REQUIRED TASK ->
Wherever the string "which" occurs in a line of these records, report that line.

INPUT ROWS ->
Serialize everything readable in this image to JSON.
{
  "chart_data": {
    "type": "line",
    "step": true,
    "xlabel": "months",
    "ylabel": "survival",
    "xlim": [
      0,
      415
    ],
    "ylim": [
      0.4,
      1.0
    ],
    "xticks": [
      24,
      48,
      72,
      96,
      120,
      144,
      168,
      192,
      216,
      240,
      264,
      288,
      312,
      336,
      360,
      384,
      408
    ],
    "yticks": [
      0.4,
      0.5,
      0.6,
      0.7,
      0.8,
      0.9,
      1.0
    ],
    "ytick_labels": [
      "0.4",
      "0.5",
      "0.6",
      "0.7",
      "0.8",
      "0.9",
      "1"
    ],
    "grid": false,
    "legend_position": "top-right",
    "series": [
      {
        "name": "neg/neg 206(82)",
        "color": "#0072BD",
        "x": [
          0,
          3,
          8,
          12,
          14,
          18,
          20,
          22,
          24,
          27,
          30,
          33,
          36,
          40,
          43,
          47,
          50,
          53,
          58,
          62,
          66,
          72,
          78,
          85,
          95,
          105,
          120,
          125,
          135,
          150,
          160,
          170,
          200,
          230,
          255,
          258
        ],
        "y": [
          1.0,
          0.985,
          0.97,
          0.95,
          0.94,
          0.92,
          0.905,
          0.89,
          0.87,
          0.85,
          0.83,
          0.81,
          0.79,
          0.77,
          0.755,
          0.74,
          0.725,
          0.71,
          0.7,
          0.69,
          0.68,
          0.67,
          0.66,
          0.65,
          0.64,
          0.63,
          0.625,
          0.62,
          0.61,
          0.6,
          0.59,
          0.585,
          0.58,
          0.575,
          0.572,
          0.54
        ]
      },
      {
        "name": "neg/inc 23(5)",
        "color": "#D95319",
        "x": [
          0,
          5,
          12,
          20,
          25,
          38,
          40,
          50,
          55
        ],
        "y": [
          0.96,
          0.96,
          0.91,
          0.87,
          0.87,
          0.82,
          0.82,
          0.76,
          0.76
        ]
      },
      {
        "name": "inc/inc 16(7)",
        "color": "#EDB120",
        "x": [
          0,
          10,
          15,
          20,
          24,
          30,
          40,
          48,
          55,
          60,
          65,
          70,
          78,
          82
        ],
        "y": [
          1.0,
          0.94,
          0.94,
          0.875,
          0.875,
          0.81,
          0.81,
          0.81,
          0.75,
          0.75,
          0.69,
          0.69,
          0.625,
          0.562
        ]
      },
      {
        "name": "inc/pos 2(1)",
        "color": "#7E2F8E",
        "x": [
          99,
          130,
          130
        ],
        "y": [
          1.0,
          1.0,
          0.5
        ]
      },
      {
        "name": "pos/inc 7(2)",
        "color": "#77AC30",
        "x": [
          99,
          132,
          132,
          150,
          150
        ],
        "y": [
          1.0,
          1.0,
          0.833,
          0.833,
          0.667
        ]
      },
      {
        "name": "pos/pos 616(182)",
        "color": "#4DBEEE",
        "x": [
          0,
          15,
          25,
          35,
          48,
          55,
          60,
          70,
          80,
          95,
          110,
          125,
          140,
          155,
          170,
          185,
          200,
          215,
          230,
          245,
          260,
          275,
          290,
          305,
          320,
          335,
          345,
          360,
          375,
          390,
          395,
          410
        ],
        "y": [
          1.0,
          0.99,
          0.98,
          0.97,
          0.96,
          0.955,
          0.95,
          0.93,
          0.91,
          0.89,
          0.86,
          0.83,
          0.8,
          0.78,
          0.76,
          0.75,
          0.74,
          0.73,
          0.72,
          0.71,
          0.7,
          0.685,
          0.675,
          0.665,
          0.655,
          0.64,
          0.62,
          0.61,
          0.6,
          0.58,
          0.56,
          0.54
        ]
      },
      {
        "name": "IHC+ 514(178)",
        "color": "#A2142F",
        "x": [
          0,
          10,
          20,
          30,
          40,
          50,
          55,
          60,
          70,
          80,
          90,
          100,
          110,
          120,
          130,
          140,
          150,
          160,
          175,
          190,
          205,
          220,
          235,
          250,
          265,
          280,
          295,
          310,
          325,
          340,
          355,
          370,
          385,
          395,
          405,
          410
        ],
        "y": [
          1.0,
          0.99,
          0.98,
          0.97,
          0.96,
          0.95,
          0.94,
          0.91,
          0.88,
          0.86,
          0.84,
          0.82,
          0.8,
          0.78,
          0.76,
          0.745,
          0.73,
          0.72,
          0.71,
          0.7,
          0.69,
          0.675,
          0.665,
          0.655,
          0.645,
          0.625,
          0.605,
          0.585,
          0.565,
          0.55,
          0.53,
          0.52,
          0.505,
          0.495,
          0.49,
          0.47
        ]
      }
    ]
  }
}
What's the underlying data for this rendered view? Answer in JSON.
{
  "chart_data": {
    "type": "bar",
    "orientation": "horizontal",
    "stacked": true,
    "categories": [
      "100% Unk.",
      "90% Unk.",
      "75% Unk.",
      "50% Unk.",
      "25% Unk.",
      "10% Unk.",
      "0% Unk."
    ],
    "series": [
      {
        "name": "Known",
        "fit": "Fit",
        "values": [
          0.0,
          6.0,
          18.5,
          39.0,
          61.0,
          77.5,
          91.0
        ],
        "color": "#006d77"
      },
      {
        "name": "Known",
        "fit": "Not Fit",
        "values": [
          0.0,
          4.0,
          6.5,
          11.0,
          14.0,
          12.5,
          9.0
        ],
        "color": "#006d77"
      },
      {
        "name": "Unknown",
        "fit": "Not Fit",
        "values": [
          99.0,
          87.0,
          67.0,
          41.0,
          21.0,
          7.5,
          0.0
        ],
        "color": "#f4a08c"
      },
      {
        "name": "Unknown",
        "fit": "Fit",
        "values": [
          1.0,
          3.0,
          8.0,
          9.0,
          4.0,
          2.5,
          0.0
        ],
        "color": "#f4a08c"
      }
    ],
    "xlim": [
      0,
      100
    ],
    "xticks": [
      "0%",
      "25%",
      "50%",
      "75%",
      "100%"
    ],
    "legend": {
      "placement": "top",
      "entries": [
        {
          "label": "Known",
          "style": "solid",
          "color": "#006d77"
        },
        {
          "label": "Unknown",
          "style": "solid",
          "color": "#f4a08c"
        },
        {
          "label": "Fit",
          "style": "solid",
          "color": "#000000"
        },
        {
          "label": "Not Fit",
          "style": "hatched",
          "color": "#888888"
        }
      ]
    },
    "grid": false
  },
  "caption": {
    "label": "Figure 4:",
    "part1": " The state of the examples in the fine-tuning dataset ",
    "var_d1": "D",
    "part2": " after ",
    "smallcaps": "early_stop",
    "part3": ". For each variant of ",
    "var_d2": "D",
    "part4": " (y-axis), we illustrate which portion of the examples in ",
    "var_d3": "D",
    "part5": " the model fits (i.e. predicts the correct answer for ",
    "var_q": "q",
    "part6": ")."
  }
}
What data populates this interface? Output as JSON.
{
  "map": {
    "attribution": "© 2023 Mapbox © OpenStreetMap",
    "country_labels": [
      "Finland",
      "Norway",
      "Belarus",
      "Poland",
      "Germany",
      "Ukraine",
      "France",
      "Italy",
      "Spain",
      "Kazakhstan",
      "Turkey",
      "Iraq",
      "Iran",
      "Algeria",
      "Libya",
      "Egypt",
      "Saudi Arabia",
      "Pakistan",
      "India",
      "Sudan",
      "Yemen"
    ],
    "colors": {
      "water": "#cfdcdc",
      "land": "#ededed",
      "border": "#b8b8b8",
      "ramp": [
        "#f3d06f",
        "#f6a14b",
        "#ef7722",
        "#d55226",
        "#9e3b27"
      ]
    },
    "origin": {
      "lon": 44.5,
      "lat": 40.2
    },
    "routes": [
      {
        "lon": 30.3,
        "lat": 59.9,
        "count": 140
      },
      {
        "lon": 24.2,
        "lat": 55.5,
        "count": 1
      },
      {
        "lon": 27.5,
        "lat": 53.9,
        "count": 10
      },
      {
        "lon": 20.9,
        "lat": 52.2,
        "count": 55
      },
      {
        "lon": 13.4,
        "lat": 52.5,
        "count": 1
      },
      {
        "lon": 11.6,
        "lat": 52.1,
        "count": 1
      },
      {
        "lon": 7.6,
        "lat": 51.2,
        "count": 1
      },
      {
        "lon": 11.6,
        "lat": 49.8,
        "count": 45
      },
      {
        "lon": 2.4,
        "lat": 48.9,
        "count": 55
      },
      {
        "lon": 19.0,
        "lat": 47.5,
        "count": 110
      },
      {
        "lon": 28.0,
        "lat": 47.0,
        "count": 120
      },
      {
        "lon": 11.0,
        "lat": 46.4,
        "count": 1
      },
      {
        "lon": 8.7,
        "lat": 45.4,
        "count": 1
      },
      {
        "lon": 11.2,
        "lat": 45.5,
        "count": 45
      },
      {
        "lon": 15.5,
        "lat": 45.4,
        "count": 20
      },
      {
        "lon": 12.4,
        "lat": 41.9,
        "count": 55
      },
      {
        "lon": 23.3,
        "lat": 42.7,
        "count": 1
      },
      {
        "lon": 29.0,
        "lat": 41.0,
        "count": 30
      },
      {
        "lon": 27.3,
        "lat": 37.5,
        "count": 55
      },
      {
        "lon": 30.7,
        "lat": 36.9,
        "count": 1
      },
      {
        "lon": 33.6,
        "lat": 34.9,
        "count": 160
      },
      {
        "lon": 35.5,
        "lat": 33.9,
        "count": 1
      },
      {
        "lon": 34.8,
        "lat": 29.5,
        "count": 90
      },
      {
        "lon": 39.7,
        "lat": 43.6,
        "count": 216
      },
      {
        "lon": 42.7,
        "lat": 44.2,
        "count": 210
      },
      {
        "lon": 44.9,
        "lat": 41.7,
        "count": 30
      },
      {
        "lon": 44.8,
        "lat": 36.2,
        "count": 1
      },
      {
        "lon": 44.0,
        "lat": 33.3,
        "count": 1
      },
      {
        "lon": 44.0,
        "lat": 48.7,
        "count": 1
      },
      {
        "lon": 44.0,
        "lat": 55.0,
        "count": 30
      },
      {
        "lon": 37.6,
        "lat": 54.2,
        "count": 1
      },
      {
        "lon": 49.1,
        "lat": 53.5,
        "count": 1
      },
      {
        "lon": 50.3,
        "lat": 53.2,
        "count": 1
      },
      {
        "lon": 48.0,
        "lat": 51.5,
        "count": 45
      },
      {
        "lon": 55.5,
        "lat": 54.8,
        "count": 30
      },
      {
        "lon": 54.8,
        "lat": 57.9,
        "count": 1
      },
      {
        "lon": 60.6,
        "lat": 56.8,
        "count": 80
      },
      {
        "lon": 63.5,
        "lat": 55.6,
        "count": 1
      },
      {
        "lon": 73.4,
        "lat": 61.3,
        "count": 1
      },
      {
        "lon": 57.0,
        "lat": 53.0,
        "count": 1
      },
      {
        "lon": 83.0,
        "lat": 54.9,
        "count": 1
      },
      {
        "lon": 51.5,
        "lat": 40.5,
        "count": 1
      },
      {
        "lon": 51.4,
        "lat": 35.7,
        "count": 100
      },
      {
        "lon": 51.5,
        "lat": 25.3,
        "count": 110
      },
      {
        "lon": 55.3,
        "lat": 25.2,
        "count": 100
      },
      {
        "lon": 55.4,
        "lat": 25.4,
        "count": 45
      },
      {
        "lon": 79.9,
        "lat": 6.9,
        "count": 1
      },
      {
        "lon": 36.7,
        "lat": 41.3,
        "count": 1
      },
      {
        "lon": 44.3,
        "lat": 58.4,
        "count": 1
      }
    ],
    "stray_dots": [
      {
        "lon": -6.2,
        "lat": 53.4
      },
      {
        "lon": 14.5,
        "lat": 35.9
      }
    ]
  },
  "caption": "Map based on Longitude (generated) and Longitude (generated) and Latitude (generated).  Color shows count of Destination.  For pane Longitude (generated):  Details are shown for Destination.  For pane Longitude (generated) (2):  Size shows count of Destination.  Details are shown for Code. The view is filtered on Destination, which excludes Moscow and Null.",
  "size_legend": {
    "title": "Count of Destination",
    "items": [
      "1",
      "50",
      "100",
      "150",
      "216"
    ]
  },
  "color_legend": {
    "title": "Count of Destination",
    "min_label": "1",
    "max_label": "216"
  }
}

SOLUTION TO THIS TASK ->
    "part4": " (y-axis), we illustrate which portion of the examples in ",
  "caption": "Map based on Longitude (generated) and Longitude (generated) and Latitude (generated).  Color shows count of Destination.  For pane Longitude (generated):  Details are shown for Destination.  For pane Longitude (generated) (2):  Size shows count of Destination.  Details are shown for Code. The view is filtered on Destination, which excludes Moscow and Null.",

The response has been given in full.